* begin *

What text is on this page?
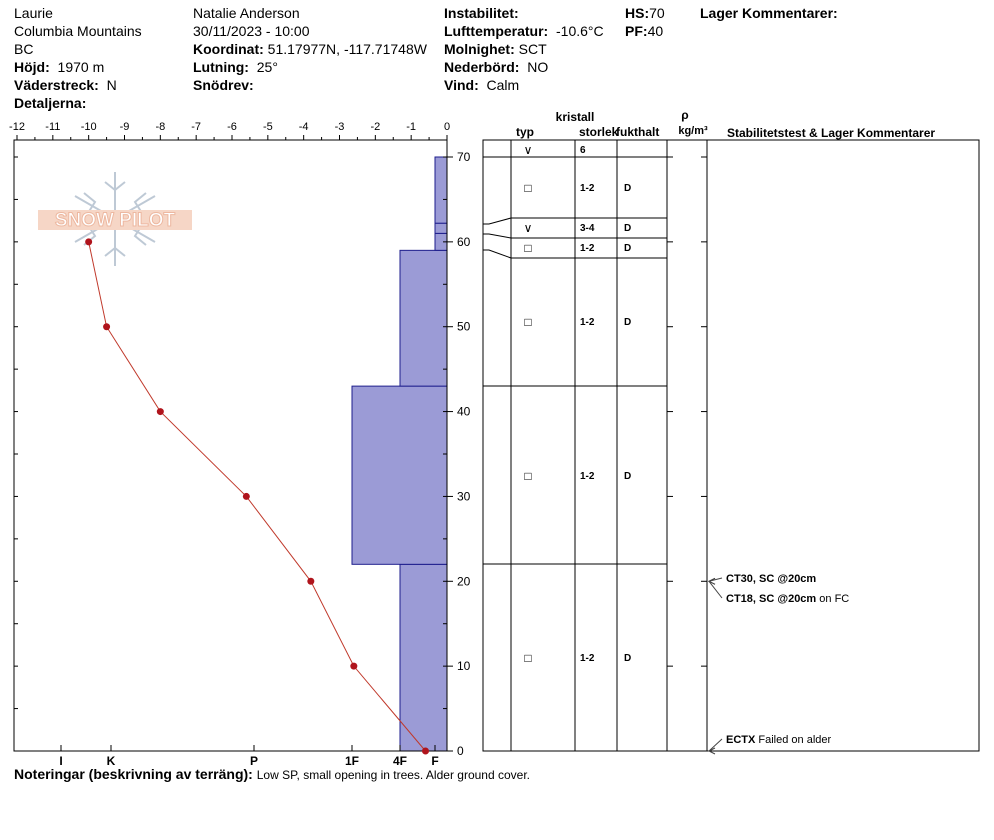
Laurie
Columbia Mountains
BC
Höjd: 1970 m
Väderstreck: N
Detaljerna:
Natalie Anderson
30/11/2023 - 10:00
Koordinat: 51.17977N, -117.71748W
Lutning: 25°
Snödrev:
Instabilitet:
Lufttemperatur: -10.6°C
Molnighet: SCT
Nederbörd: NO
Vind: Calm
HS:70
PF:40
Lager Kommentarer:
SNOW PILOT
-12 -11 -10 -9 -8 -7 -6 -5 -4 -3 -2 -1	0
0
10
20
30
40
50
60
70
I	K	P	1F	4F F
∨	6
□	1-2	D
∨	3-4	D
□	1-2	D
□	1-2	D
□	1-2	D
□	1-2	D
CT30, SC @20cm
CT18, SC @20cm on FC
ECTX Failed on alder
kristall
typ	storlek
fukthalt
ρ
kg/m³ Stabilitetstest & Lager Kommentarer
Noteringar (beskrivning av terräng): Low SP, small opening in trees. Alder ground cover.
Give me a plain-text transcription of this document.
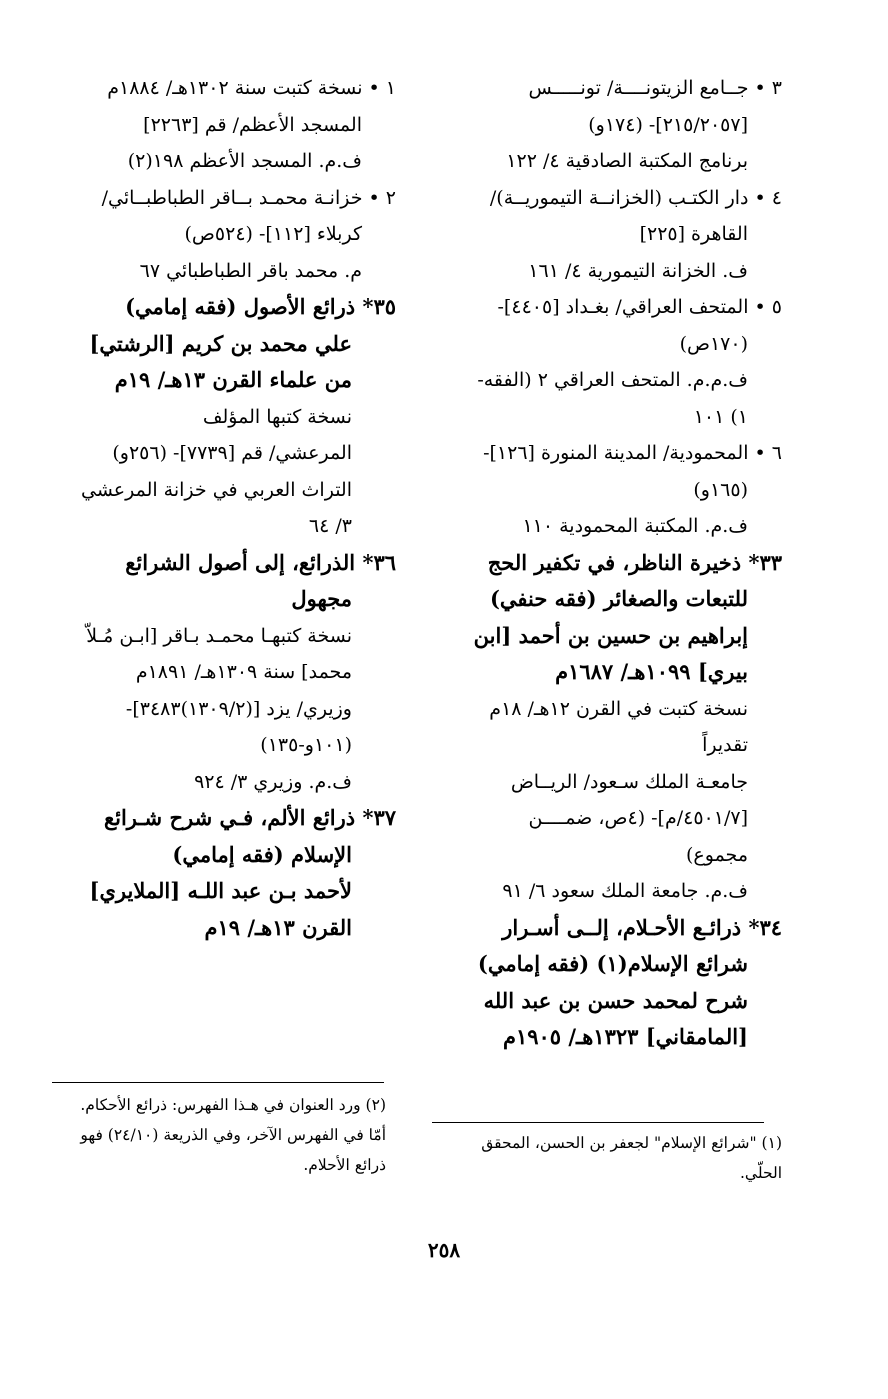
٣ • جــامع الزيتونــــة/ تونـــــس
[٢١٥/٢٠٥٧]- (١٧٤و)
برنامج المكتبة الصادقية ٤/ ١٢٢
٤ • دار الكتـب (الخزانــة التيموريــة)/
القاهرة [٢٢٥]
ف. الخزانة التيمورية ٤/ ١٦١
٥ • المتحف العراقي/ بغـداد [٤٤٠٥]-
(١٧٠ص)
ف.م.م. المتحف العراقي ٢ (الفقه-
١) ١٠١
٦ • المحمودية/ المدينة المنورة [١٢٦]-
(١٦٥و)
ف.م. المكتبة المحمودية ١١٠
٣٣* ذخيرة الناظر، في تكفير الحج
للتبعات والصغائر (فقه حنفي)
إبراهيم بن حسين بن أحمد [ابن
بيري] ١٠٩٩هـ/ ١٦٨٧م
نسخة كتبت في القرن ١٢هـ/ ١٨م
تقديراً
جامعـة الملك سـعود/ الريــاض
[٤٥٠١/٧/م]- (٤ص، ضمــــن
مجموع)
ف.م. جامعة الملك سعود ٦/ ٩١
٣٤* ذرائـع الأحـلام، إلــى أسـرار
شرائع الإسلام(١) (فقه إمامي)
شرح لمحمد حسن بن عبد الله
[المامقاني] ١٣٢٣هـ/ ١٩٠٥م
١ • نسخة كتبت سنة ١٣٠٢هـ/ ١٨٨٤م
المسجد الأعظم/ قم [٢٢٦٣]
ف.م. المسجد الأعظم ١٩٨(٢)
٢ • خزانـة محمـد بــاقر الطباطبــائي/
كربلاء [١١٢]- (٥٢٤ص)
م. محمد باقر الطباطبائي ٦٧
٣٥* ذرائع الأصول (فقه إمامي)
علي محمد بن كريم [الرشتي]
من علماء القرن ١٣هـ/ ١٩م
نسخة كتبها المؤلف
المرعشي/ قم [٧٧٣٩]- (٢٥٦و)
التراث العربي في خزانة المرعشي
٣/ ٦٤
٣٦* الذرائع، إلى أصول الشرائع
مجهول
نسخة كتبهـا محمـد بـاقر [ابـن مُـلاّ
محمد] سنة ١٣٠٩هـ/ ١٨٩١م
وزيري/ يزد [(١٣٠٩/٢)٣٤٨٣]-
(١٠١و-١٣٥)
ف.م. وزيري ٣/ ٩٢٤
٣٧* ذرائع الألم، فـي شرح شـرائع
الإسلام (فقه إمامي)
لأحمد بـن عبد اللـه [الملايري]
القرن ١٣هـ/ ١٩م
(١) "شرائع الإسلام" لجعفر بن الحسن، المحقق
الحلّي.
(٢) ورد العنوان في هـذا الفهرس: ذرائع الأحكام.
أمّا في الفهرس الآخر، وفي الذريعة (٢٤/١٠) فهو
ذرائع الأحلام.
٢٥٨
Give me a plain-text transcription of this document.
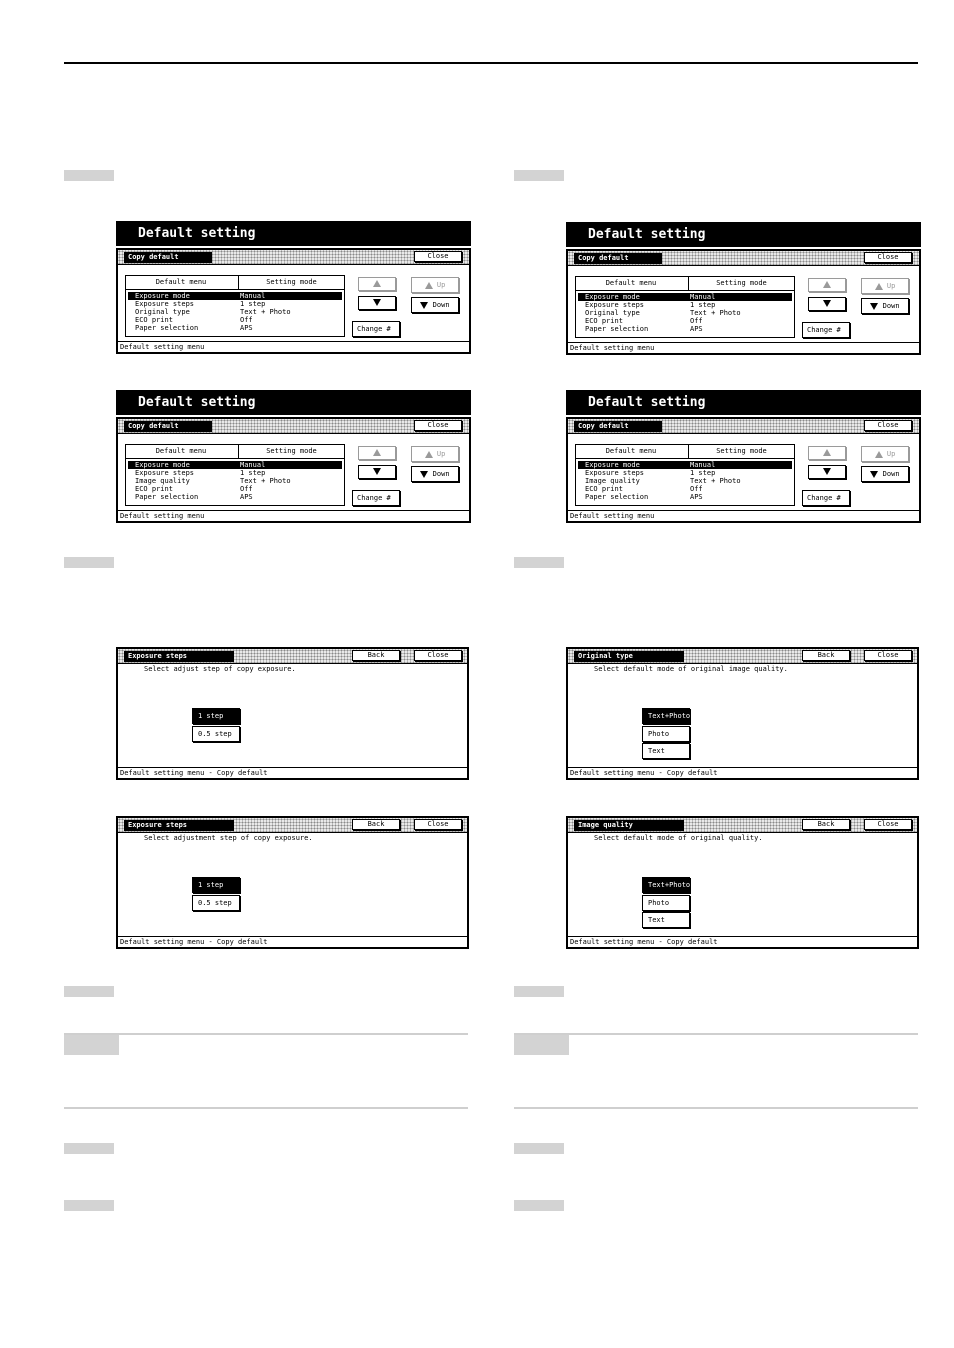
Default setting
Copy default	Close
Default menu	Setting mode
Exposure mode	Manual
Exposure steps	1 step
Original type	Text + Photo
ECO print	Off
Paper selection	APS
Up
Down
Change #
Default setting menu
Default setting
Copy default	Close
Default menu	Setting mode
Exposure mode	Manual
Exposure steps	1 step
Image quality	Text + Photo
ECO print	Off
Paper selection	APS
Up
Down
Change #
Default setting menu
Default setting
Copy default	Close
Default menu	Setting mode
Exposure mode	Manual
Exposure steps	1 step
Original type	Text + Photo
ECO print	Off
Paper selection	APS
Up
Down
Change #
Default setting menu
Default setting
Copy default	Close
Default menu	Setting mode
Exposure mode	Manual
Exposure steps	1 step
Image quality	Text + Photo
ECO print	Off
Paper selection	APS
Up
Down
Change #
Default setting menu
Exposure steps	Back	Close
Select adjust step of copy exposure.
1 step
0.5 step
Default setting menu - Copy default
Exposure steps	Back	Close
Select adjustment step of copy exposure.
1 step
0.5 step
Default setting menu - Copy default
Original type	Back	Close
Select default mode of original image quality.
Text+Photo
Photo
Text
Default setting menu - Copy default
Image quality	Back	Close
Select default mode of original quality.
Text+Photo
Photo
Text
Default setting menu - Copy default
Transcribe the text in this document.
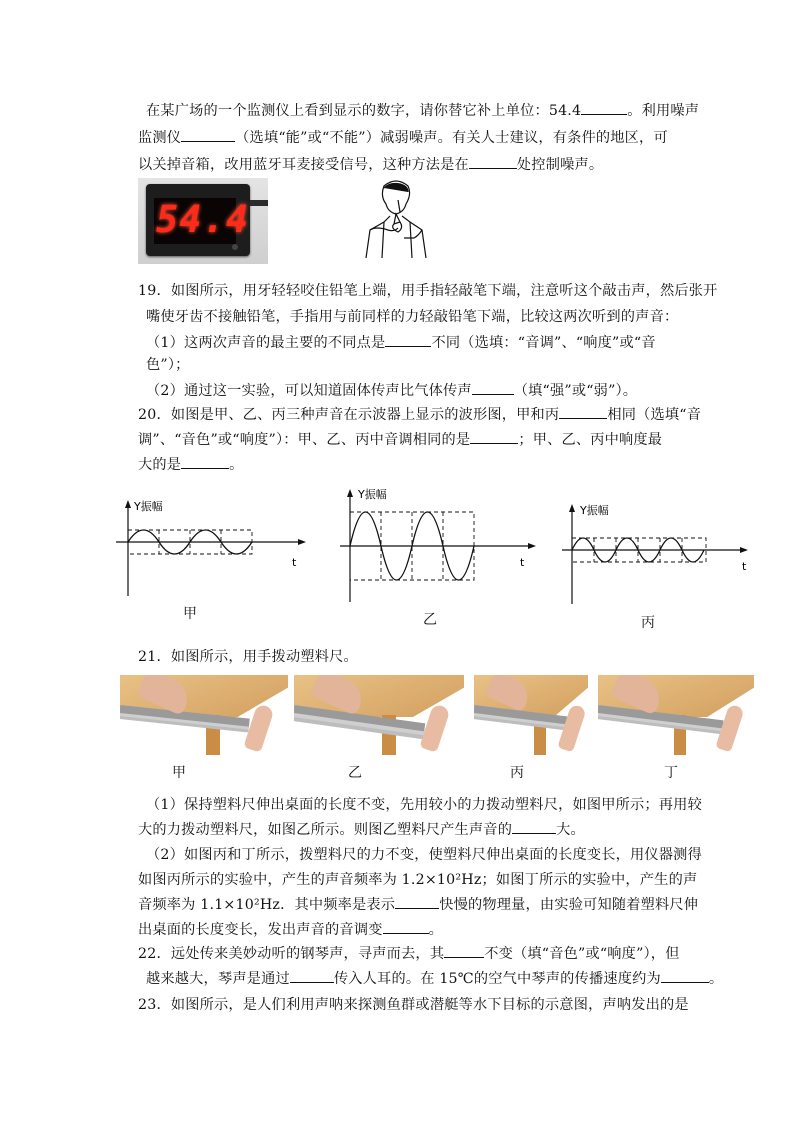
在某广场的一个监测仪上看到显示的数字，请你替它补上单位：54.4	。利用噪声
监测仪	（选填“能”或“不能”）减弱噪声。有关人士建议，有条件的地区，可
以关掉音箱，改用蓝牙耳麦接受信号，这种方法是在	处控制噪声。
54.4
19．如图所示，用牙轻轻咬住铅笔上端，用手指轻敲笔下端，注意听这个敲击声，然后张开
嘴使牙齿不接触铅笔，手指用与前同样的力轻敲铅笔下端，比较这两次听到的声音：
（1）这两次声音的最主要的不同点是	不同（选填：“音调”、“响度”或“音
色”）；
（2）通过这一实验，可以知道固体传声比气体传声	（填“强”或“弱”）。
20．如图是甲、乙、丙三种声音在示波器上显示的波形图，甲和丙	相同（选填“音
调”、“音色”或“响度”）：甲、乙、丙中音调相同的是	；甲、乙、丙中响度最
大的是	。
Y振幅
t
甲
Y振幅
t
乙
Y振幅
t
丙
21．如图所示，用手拨动塑料尺。
甲	乙	丙	丁
（1）保持塑料尺伸出桌面的长度不变，先用较小的力拨动塑料尺，如图甲所示；再用较
大的力拨动塑料尺，如图乙所示。则图乙塑料尺产生声音的	大。
（2）如图丙和丁所示，拨塑料尺的力不变，使塑料尺伸出桌面的长度变长，用仪器测得
如图丙所示的实验中，产生的声音频率为 1.2×10²Hz；如图丁所示的实验中，产生的声
音频率为 1.1×10²Hz．其中频率是表示	快慢的物理量，由实验可知随着塑料尺伸
出桌面的长度变长，发出声音的音调变	。
22．远处传来美妙动听的钢琴声，寻声而去，其	不变（填“音色”或“响度”），但
越来越大，琴声是通过	传入人耳的。在 15℃的空气中琴声的传播速度约为	。
23．如图所示，是人们利用声呐来探测鱼群或潜艇等水下目标的示意图，声呐发出的是
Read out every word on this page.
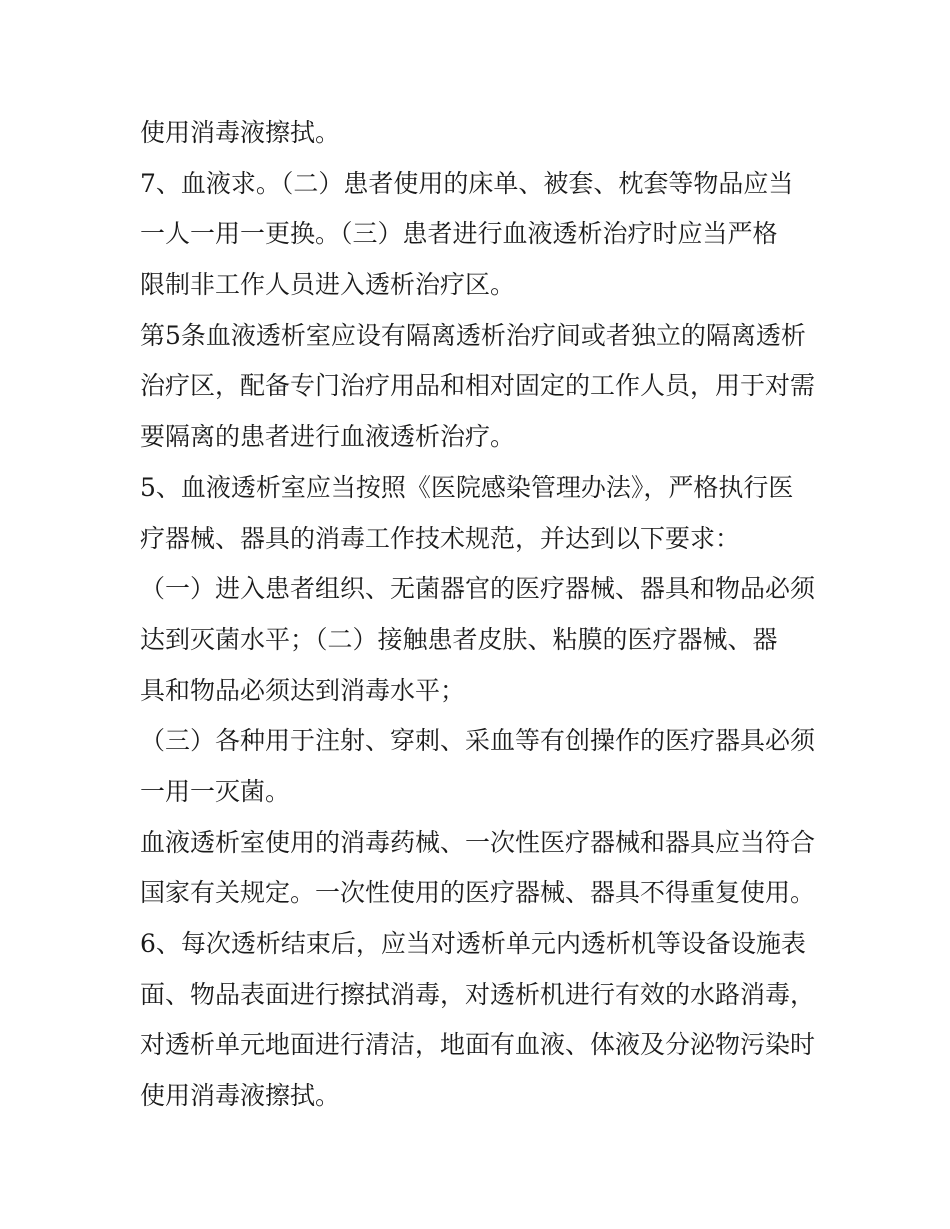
使用消毒液擦拭。
7、血液求。（二）患者使用的床单、被套、枕套等物品应当
一人一用一更换。（三）患者进行血液透析治疗时应当严格
限制非工作人员进入透析治疗区。
第5条血液透析室应设有隔离透析治疗间或者独立的隔离透析
治疗区，配备专门治疗用品和相对固定的工作人员，用于对需
要隔离的患者进行血液透析治疗。
5、血液透析室应当按照《医院感染管理办法》，严格执行医
疗器械、器具的消毒工作技术规范，并达到以下要求：
（一）进入患者组织、无菌器官的医疗器械、器具和物品必须
达到灭菌水平；（二）接触患者皮肤、粘膜的医疗器械、器
具和物品必须达到消毒水平；
（三）各种用于注射、穿刺、采血等有创操作的医疗器具必须
一用一灭菌。
血液透析室使用的消毒药械、一次性医疗器械和器具应当符合
国家有关规定。一次性使用的医疗器械、器具不得重复使用。
6、每次透析结束后，应当对透析单元内透析机等设备设施表
面、物品表面进行擦拭消毒，对透析机进行有效的水路消毒，
对透析单元地面进行清洁，地面有血液、体液及分泌物污染时
使用消毒液擦拭。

* end *

WHAT IS ASKED
Gather all lines with the string "كتبت" from the data.

WRITTEN RESPONSE
نسخة كتبت في القرن ١٢هـ/ ١٨م
١ • نسخة كتبت سنة ١٣٠٢هـ/ ١٨٨٤م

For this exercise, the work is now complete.